The GPUS_ALL_REGIONS story
I had TPU_LITE_PODSLICE_V5=16 across multiple regions. I
spent a full day trying to create TPU node pools across six zones.
Every attempt came back with capacity errors:
| Zone | Result |
|---|---|
| us-central1-a | Capacity exhausted (waited 35 min) |
| us-east5-b | General stockout (even CPU VMs failed) |
| europe-west4-a | Capacity exhausted (tried v5e-4, v5e-4 spot, v5e-8) |
| us-central1-b | v6e capacity exhausted |
| us-east5-a | v6e capacity exhausted |
After hours of zone-hopping, I tried us-central1-a again.
This time, instead of a capacity error, I got:
Quota 'GPUS_ALL_REGIONS' exceeded. Limit: 0.0 globally.
The earlier capacity errors had been masking the quota issue. When there's no physical capacity, GKE returns a capacity error before it even checks quota. Once capacity opened up, the quota gate kicked in and blocked me. I'd been waiting for capacity that wouldn't have helped.

--

▶ **SHORT EXERCISE A**
Switch "running-title" to "header-title" in the records from their first line down through the line containing "bullet-icon (301, 439, 306, 444)", and leave everything else unchanged.

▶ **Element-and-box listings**
--

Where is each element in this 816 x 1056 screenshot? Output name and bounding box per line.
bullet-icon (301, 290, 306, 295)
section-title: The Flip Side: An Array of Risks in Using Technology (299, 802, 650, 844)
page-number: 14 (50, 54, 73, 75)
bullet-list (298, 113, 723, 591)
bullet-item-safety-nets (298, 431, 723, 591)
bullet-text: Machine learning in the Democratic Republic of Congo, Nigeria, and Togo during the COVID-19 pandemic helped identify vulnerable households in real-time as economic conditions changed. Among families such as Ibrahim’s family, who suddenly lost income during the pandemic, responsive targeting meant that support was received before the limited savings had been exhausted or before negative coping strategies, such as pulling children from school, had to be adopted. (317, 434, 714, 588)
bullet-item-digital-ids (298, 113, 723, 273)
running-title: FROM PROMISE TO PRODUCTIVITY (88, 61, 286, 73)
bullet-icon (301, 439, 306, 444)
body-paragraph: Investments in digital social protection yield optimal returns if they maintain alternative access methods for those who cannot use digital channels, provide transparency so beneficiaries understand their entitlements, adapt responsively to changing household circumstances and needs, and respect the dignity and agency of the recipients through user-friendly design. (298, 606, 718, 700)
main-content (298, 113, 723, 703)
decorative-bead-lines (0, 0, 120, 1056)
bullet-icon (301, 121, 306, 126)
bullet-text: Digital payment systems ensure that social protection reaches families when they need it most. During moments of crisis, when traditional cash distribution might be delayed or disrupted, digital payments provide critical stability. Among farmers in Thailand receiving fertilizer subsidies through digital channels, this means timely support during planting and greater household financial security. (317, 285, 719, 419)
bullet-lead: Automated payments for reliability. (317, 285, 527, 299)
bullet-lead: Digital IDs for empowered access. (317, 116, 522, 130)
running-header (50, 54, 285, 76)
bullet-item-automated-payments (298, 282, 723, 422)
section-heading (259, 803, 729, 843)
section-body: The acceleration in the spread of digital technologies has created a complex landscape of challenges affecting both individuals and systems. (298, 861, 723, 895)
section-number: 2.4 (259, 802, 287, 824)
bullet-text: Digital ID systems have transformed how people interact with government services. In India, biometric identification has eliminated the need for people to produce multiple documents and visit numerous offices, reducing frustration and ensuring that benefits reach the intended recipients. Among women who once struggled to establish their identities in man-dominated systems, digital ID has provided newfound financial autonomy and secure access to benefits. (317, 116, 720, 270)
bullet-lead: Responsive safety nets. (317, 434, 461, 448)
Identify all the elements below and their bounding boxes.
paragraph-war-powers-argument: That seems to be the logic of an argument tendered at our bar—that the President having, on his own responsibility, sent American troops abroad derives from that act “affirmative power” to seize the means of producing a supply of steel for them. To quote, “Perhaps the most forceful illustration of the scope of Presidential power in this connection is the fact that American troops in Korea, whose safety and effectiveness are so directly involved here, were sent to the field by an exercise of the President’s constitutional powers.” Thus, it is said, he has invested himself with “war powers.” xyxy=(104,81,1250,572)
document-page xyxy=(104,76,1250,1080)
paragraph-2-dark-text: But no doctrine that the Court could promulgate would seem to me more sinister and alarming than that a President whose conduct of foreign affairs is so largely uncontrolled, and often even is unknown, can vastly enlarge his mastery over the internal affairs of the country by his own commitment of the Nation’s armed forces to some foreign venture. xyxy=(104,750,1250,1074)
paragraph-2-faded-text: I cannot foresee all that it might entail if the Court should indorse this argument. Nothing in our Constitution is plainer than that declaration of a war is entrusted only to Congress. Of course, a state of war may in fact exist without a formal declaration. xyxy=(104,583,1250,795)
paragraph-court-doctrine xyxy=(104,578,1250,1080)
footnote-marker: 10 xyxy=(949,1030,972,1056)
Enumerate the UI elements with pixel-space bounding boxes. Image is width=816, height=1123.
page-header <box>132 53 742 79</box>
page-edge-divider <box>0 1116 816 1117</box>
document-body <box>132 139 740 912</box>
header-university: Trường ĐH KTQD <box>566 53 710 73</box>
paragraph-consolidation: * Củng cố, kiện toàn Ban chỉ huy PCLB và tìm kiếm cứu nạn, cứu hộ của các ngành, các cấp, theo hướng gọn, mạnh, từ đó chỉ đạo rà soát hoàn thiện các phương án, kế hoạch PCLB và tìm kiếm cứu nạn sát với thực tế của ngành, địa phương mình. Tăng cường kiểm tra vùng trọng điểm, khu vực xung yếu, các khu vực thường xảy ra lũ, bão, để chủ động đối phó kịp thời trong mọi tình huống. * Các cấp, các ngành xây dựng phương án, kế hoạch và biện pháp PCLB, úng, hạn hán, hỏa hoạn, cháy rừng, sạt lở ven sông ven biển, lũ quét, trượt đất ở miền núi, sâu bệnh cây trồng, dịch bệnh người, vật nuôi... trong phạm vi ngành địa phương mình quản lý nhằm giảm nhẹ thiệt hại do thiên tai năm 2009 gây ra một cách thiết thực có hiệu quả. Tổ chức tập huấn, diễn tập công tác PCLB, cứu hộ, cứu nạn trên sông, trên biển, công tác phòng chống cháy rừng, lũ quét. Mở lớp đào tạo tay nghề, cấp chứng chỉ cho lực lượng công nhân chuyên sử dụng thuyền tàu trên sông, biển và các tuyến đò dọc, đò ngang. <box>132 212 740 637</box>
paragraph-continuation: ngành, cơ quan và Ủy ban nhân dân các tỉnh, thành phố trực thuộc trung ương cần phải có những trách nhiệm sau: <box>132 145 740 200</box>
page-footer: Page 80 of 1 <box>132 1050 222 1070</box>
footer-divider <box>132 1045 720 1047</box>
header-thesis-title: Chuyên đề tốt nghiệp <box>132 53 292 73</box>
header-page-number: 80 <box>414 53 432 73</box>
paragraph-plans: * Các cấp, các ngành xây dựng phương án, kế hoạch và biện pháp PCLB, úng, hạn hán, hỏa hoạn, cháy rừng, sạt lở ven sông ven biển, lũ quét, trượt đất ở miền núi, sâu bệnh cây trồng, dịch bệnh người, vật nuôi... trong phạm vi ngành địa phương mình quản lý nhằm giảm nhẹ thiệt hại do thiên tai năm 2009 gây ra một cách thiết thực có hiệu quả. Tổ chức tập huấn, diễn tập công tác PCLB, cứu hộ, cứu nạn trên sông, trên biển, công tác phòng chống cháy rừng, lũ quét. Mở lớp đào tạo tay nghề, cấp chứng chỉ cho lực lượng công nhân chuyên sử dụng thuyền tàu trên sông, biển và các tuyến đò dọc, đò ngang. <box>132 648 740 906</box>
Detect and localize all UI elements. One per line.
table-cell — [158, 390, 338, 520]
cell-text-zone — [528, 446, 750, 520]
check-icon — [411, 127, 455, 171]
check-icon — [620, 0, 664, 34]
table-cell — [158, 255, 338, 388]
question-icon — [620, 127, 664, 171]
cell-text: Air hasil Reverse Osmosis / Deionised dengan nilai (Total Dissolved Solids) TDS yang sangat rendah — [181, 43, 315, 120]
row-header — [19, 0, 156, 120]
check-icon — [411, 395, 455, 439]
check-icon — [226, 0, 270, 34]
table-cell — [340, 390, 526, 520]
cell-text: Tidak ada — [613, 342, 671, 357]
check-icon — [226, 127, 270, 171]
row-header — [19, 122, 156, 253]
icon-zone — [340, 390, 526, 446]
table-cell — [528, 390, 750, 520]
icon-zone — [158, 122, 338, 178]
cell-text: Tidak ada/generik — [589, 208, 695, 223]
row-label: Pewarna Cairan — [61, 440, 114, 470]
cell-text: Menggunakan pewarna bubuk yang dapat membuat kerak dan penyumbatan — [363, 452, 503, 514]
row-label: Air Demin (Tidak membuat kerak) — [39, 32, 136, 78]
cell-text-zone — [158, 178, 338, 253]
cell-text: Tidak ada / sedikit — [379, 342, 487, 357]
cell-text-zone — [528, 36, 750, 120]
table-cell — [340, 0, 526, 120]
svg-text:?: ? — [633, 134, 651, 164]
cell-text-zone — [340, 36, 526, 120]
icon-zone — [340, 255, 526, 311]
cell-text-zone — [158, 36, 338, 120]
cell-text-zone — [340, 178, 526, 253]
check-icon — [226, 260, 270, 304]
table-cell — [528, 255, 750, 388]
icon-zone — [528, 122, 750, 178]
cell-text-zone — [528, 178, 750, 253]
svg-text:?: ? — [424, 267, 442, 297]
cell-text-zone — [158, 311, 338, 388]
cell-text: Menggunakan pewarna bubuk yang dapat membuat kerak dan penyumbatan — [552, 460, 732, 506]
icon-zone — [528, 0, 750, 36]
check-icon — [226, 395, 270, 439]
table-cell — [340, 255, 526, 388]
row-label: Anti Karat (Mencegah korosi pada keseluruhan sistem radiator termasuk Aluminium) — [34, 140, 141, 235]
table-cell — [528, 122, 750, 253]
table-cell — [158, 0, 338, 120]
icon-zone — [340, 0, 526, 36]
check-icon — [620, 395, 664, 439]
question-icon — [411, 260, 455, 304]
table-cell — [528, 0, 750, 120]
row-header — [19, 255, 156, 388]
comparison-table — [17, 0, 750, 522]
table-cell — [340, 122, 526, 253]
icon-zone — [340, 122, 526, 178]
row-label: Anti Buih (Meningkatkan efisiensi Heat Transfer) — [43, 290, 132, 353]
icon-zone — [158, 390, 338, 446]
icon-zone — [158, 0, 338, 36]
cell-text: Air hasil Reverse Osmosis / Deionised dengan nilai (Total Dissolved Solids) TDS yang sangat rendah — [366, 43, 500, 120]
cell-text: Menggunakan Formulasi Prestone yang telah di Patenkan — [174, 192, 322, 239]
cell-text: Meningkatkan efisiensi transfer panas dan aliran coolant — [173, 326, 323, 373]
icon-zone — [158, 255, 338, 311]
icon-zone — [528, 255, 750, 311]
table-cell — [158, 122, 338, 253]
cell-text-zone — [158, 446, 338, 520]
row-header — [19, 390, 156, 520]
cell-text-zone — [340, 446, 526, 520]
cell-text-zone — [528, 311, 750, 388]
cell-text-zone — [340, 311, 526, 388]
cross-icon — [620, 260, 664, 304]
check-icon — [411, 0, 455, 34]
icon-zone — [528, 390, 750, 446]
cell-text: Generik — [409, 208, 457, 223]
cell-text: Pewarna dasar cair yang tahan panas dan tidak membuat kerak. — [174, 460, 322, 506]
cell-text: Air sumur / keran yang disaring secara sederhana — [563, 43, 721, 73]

--

▶ **SHORT EXERCISE B**
Proceed with the account of the GPUS_ALL_REGIONS quota error from the point where it stops.

▶ **REPLY A**
Where is each element in this 816 x 1056 screenshot? Output name and bounding box per line.
bullet-icon (301, 290, 306, 295)
section-title: The Flip Side: An Array of Risks in Using Technology (299, 802, 650, 844)
page-number: 14 (50, 54, 73, 75)
bullet-list (298, 113, 723, 591)
bullet-item-safety-nets (298, 431, 723, 591)
bullet-text: Machine learning in the Democratic Republic of Congo, Nigeria, and Togo during the COVID-19 pandemic helped identify vulnerable households in real-time as economic conditions changed. Among families such as Ibrahim’s family, who suddenly lost income during the pandemic, responsive targeting meant that support was received before the limited savings had been exhausted or before negative coping strategies, such as pulling children from school, had to be adopted. (317, 434, 714, 588)
bullet-item-digital-ids (298, 113, 723, 273)
header-title: FROM PROMISE TO PRODUCTIVITY (88, 61, 286, 73)
bullet-icon (301, 439, 306, 444)

▶ **REPLY B**
How GPUS_ALL_REGIONS is counted
I tested this empirically. The quota is counted per chip, not per node:
| Machine Type | Chips | GPUS_ALL_REGIONS needed |
|---|---|---|
ct5lp-hightpu-1t |
1 | 1 (confirmed: works with quota=1) |
ct5lp-hightpu-4t |
4 | 4 (inferred) |
ct5lp-hightpu-8t |
8 | 8 (confirmed: fails with quota=1) |
With GPUS_ALL_REGIONS=1, creating a
ct5lp-hightpu-8t node fails with "Quota exceeded. Limit:
1.0 globally." Creating a ct5lp-hightpu-1t succeeds. The
counting is per-chip.
The quota request experience
I requested an increase from 0 to 16. Google's response:
We're unable to grant your requested increase at this time, as it requires support from your Sales Team. However, you still have an option to create a new request for 1 GPUS_ALL_REGIONS.
So I took the 1. With 1 chip of quota, I could only use
ct5lp-hightpu-1t (16GB HBM), which limits me to models
under roughly 8B parameters in bf16. If you need more than 1 chip, you
need to engage Google Cloud Sales. This is not a self-service
operation for new projects.
3. Capacity Planning and Zone Selection
Having quota doesn't mean having capacity. TPU availability is constrained globally, and it varies by zone and time of day.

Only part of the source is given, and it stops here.